[THE RECORDS start]

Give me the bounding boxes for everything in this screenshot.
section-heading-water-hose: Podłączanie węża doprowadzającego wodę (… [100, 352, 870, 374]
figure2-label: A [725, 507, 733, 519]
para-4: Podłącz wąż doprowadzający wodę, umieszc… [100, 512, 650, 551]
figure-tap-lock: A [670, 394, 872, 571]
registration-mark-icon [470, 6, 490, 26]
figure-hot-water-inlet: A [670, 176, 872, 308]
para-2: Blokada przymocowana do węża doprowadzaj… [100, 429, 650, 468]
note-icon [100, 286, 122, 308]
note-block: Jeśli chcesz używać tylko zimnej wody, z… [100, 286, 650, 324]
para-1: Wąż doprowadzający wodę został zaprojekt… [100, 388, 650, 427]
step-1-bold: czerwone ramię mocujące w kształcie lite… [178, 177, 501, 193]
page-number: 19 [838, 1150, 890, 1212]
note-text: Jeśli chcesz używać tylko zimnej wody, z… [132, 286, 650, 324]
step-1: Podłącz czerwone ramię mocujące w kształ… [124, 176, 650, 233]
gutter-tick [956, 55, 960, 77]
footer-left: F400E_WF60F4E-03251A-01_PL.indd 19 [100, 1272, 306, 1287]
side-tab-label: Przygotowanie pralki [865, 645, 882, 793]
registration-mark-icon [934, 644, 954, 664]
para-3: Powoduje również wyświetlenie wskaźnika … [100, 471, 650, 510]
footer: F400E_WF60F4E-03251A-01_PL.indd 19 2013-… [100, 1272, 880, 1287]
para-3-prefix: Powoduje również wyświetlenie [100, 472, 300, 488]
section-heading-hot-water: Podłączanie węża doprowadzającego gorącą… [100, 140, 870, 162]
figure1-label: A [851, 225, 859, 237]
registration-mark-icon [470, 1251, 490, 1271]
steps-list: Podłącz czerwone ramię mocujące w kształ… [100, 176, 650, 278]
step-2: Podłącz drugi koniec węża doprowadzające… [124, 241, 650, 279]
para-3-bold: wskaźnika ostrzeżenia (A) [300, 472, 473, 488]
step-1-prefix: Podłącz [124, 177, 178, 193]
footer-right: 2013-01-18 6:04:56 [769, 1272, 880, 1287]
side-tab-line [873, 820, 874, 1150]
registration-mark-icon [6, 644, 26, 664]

[THE RECORDS end]

Return every line of the records above that contains the string "Powoduje", matching case exactly.

[CORRECT OUTPUT]
para-3: Powoduje również wyświetlenie wskaźnika … [100, 471, 650, 510]
para-3-prefix: Powoduje również wyświetlenie [100, 472, 300, 488]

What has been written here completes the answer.